> **Written problem**: Take down each entry exactly as written.

-=-=-

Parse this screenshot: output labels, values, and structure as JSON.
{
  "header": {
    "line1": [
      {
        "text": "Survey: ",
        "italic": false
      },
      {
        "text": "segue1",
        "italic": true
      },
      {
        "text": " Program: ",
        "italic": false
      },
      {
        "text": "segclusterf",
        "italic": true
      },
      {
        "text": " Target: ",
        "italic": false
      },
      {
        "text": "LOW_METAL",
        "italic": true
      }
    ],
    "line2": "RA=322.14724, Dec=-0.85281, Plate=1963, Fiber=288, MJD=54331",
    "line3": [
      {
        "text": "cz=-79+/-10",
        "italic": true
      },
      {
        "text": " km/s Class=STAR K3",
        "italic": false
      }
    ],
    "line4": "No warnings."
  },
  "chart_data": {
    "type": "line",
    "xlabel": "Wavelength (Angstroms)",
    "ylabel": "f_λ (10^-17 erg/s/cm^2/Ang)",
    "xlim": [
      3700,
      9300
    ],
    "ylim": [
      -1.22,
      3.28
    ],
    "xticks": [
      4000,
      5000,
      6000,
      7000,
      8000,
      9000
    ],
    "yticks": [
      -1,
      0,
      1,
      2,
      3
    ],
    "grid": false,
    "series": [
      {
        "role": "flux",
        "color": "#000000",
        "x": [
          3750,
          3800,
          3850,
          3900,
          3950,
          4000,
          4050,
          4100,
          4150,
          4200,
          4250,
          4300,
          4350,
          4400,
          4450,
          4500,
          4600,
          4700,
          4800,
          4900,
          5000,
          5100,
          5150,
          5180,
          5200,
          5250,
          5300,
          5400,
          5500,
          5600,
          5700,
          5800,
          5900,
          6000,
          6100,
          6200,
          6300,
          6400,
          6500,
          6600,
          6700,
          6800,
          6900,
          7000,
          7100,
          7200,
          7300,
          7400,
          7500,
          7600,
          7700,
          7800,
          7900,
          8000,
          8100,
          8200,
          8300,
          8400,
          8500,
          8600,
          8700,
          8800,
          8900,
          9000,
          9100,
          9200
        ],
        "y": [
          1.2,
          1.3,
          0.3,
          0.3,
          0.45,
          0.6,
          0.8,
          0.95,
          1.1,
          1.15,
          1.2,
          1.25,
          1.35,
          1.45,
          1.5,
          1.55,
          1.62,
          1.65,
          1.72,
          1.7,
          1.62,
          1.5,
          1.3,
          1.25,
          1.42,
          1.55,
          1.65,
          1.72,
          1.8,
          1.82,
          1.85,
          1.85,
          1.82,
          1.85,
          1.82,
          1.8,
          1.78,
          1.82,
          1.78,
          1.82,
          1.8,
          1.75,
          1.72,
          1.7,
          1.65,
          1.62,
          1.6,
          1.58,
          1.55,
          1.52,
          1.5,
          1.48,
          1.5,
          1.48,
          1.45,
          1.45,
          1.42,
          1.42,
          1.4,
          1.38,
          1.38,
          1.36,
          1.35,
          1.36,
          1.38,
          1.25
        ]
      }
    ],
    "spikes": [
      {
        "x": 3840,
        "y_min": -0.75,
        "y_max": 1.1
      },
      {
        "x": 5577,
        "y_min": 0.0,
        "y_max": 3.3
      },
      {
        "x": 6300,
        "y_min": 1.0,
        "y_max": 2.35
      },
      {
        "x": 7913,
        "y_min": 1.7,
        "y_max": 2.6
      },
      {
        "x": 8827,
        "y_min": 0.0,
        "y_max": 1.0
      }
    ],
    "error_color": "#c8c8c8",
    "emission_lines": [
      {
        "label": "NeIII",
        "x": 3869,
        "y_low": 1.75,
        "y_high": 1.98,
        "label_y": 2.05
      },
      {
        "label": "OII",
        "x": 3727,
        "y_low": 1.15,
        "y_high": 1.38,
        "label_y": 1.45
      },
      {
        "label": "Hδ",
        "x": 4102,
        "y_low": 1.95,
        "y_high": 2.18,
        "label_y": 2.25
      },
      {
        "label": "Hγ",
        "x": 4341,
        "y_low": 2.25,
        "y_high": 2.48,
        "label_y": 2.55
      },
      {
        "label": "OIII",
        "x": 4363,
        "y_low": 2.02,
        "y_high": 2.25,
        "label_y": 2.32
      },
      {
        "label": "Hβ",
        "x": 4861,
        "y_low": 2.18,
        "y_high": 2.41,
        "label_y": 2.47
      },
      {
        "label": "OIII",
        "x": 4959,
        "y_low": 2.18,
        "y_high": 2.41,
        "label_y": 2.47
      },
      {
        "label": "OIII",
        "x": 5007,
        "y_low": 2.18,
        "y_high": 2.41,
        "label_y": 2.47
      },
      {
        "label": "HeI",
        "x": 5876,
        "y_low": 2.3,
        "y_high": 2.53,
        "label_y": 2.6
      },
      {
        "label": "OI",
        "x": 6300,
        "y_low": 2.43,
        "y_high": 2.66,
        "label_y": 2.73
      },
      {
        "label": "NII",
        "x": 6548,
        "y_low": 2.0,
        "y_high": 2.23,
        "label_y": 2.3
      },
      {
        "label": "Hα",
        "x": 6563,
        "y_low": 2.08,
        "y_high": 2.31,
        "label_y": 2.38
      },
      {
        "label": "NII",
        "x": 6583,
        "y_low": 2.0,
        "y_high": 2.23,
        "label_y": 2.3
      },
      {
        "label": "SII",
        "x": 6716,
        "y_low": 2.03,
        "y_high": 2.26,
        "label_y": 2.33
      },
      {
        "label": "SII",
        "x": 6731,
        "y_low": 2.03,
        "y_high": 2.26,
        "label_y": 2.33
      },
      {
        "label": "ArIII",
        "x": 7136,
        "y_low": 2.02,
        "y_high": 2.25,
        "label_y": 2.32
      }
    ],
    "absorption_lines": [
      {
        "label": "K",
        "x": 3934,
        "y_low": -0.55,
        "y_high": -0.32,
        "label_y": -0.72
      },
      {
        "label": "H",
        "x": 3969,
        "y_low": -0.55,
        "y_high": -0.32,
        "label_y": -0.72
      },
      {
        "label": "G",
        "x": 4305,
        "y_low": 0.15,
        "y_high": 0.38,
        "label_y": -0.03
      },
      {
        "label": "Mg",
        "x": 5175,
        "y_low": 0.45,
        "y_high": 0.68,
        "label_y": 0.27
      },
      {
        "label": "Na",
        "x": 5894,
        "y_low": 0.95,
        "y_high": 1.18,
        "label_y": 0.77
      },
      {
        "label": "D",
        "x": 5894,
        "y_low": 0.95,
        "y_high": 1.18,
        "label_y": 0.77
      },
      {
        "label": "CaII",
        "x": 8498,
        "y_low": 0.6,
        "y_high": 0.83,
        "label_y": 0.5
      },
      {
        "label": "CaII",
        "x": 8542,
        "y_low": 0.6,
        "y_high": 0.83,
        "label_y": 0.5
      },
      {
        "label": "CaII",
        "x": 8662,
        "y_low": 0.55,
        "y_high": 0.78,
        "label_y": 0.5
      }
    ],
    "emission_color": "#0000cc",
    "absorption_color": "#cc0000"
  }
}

-=-=-

> **Response to this task**:
Parse this screenshot: output labels, values, and structure as JSON.
{
  "header": {
    "line1": [
      {
        "text": "Survey: ",
        "italic": false
      },
      {
        "text": "segue1",
        "italic": true
      },
      {
        "text": " Program: ",
        "italic": false
      },
      {
        "text": "segclusterf",
        "italic": true
      },
      {
        "text": " Target: ",
        "italic": false
      },
      {
        "text": "LOW_METAL",
        "italic": true
      }
    ],
    "line2": "RA=322.14724, Dec=-0.85281, Plate=1963, Fiber=288, MJD=54331",
    "line3": [
      {
        "text": "cz=-79+/-10",
        "italic": true
      },
      {
        "text": " km/s Class=STAR K3",
        "italic": false
      }
    ],
    "line4": "No warnings."
  },
  "chart_data": {
    "type": "line",
    "xlabel": "Wavelength (Angstroms)",
    "ylabel": "f_λ (10^-17 erg/s/cm^2/Ang)",
    "xlim": [
      3700,
      9300
    ],
    "ylim": [
      -1.22,
      3.28
    ],
    "xticks": [
      4000,
      5000,
      6000,
      7000,
      8000,
      9000
    ],
    "yticks": [
      -1,
      0,
      1,
      2,
      3
    ],
    "grid": false,
    "series": [
      {
        "role": "flux",
        "color": "#000000",
        "x": [
          3750,
          3800,
          3850,
          3900,
          3950,
          4000,
          4050,
          4100,
          4150,
          4200,
          4250,
          4300,
          4350,
          4400,
          4450,
          4500,
          4600,
          4700,
          4800,
          4900,
          5000,
          5100,
          5150,
          5180,
          5200,
          5250,
          5300,
          5400,
          5500,
          5600,
          5700,
          5800,
          5900,
          6000,
          6100,
          6200,
          6300,
          6400,
          6500,
          6600,
          6700,
          6800,
          6900,
          7000,
          7100,
          7200,
          7300,
          7400,
          7500,
          7600,
          7700,
          7800,
          7900,
          8000,
          8100,
          8200,
          8300,
          8400,
          8500,
          8600,
          8700,
          8800,
          8900,
          9000,
          9100,
          9200
        ],
        "y": [
          1.2,
          1.3,
          0.3,
          0.3,
          0.45,
          0.6,
          0.8,
          0.95,
          1.1,
          1.15,
          1.2,
          1.25,
          1.35,
          1.45,
          1.5,
          1.55,
          1.62,
          1.65,
          1.72,
          1.7,
          1.62,
          1.5,
          1.3,
          1.25,
          1.42,
          1.55,
          1.65,
          1.72,
          1.8,
          1.82,
          1.85,
          1.85,
          1.82,
          1.85,
          1.82,
          1.8,
          1.78,
          1.82,
          1.78,
          1.82,
          1.8,
          1.75,
          1.72,
          1.7,
          1.65,
          1.62,
          1.6,
          1.58,
          1.55,
          1.52,
          1.5,
          1.48,
          1.5,
          1.48,
          1.45,
          1.45,
          1.42,
          1.42,
          1.4,
          1.38,
          1.38,
          1.36,
          1.35,
          1.36,
          1.38,
          1.25
        ]
      }
    ],
    "spikes": [
      {
        "x": 3840,
        "y_min": -0.75,
        "y_max": 1.1
      },
      {
        "x": 5577,
        "y_min": 0.0,
        "y_max": 3.3
      },
      {
        "x": 6300,
        "y_min": 1.0,
        "y_max": 2.35
      },
      {
        "x": 7913,
        "y_min": 1.7,
        "y_max": 2.6
      },
      {
        "x": 8827,
        "y_min": 0.0,
        "y_max": 1.0
      }
    ],
    "error_color": "#c8c8c8",
    "emission_lines": [
      {
        "label": "NeIII",
        "x": 3869,
        "y_low": 1.75,
        "y_high": 1.98,
        "label_y": 2.05
      },
      {
        "label": "OII",
        "x": 3727,
        "y_low": 1.15,
        "y_high": 1.38,
        "label_y": 1.45
      },
      {
        "label": "Hδ",
        "x": 4102,
        "y_low": 1.95,
        "y_high": 2.18,
        "label_y": 2.25
      },
      {
        "label": "Hγ",
        "x": 4341,
        "y_low": 2.25,
        "y_high": 2.48,
        "label_y": 2.55
      },
      {
        "label": "OIII",
        "x": 4363,
        "y_low": 2.02,
        "y_high": 2.25,
        "label_y": 2.32
      },
      {
        "label": "Hβ",
        "x": 4861,
        "y_low": 2.18,
        "y_high": 2.41,
        "label_y": 2.47
      },
      {
        "label": "OIII",
        "x": 4959,
        "y_low": 2.18,
        "y_high": 2.41,
        "label_y": 2.47
      },
      {
        "label": "OIII",
        "x": 5007,
        "y_low": 2.18,
        "y_high": 2.41,
        "label_y": 2.47
      },
      {
        "label": "HeI",
        "x": 5876,
        "y_low": 2.3,
        "y_high": 2.53,
        "label_y": 2.6
      },
      {
        "label": "OI",
        "x": 6300,
        "y_low": 2.43,
        "y_high": 2.66,
        "label_y": 2.73
      },
      {
        "label": "NII",
        "x": 6548,
        "y_low": 2.0,
        "y_high": 2.23,
        "label_y": 2.3
      },
      {
        "label": "Hα",
        "x": 6563,
        "y_low": 2.08,
        "y_high": 2.31,
        "label_y": 2.38
      },
      {
        "label": "NII",
        "x": 6583,
        "y_low": 2.0,
        "y_high": 2.23,
        "label_y": 2.3
      },
      {
        "label": "SII",
        "x": 6716,
        "y_low": 2.03,
        "y_high": 2.26,
        "label_y": 2.33
      },
      {
        "label": "SII",
        "x": 6731,
        "y_low": 2.03,
        "y_high": 2.26,
        "label_y": 2.33
      },
      {
        "label": "ArIII",
        "x": 7136,
        "y_low": 2.02,
        "y_high": 2.25,
        "label_y": 2.32
      }
    ],
    "absorption_lines": [
      {
        "label": "K",
        "x": 3934,
        "y_low": -0.55,
        "y_high": -0.32,
        "label_y": -0.72
      },
      {
        "label": "H",
        "x": 3969,
        "y_low": -0.55,
        "y_high": -0.32,
        "label_y": -0.72
      },
      {
        "label": "G",
        "x": 4305,
        "y_low": 0.15,
        "y_high": 0.38,
        "label_y": -0.03
      },
      {
        "label": "Mg",
        "x": 5175,
        "y_low": 0.45,
        "y_high": 0.68,
        "label_y": 0.27
      },
      {
        "label": "Na",
        "x": 5894,
        "y_low": 0.95,
        "y_high": 1.18,
        "label_y": 0.77
      },
      {
        "label": "D",
        "x": 5894,
        "y_low": 0.95,
        "y_high": 1.18,
        "label_y": 0.77
      },
      {
        "label": "CaII",
        "x": 8498,
        "y_low": 0.6,
        "y_high": 0.83,
        "label_y": 0.5
      },
      {
        "label": "CaII",
        "x": 8542,
        "y_low": 0.6,
        "y_high": 0.83,
        "label_y": 0.5
      },
      {
        "label": "CaII",
        "x": 8662,
        "y_low": 0.55,
        "y_high": 0.78,
        "label_y": 0.5
      }
    ],
    "emission_color": "#0000cc",
    "absorption_color": "#cc0000"
  }
}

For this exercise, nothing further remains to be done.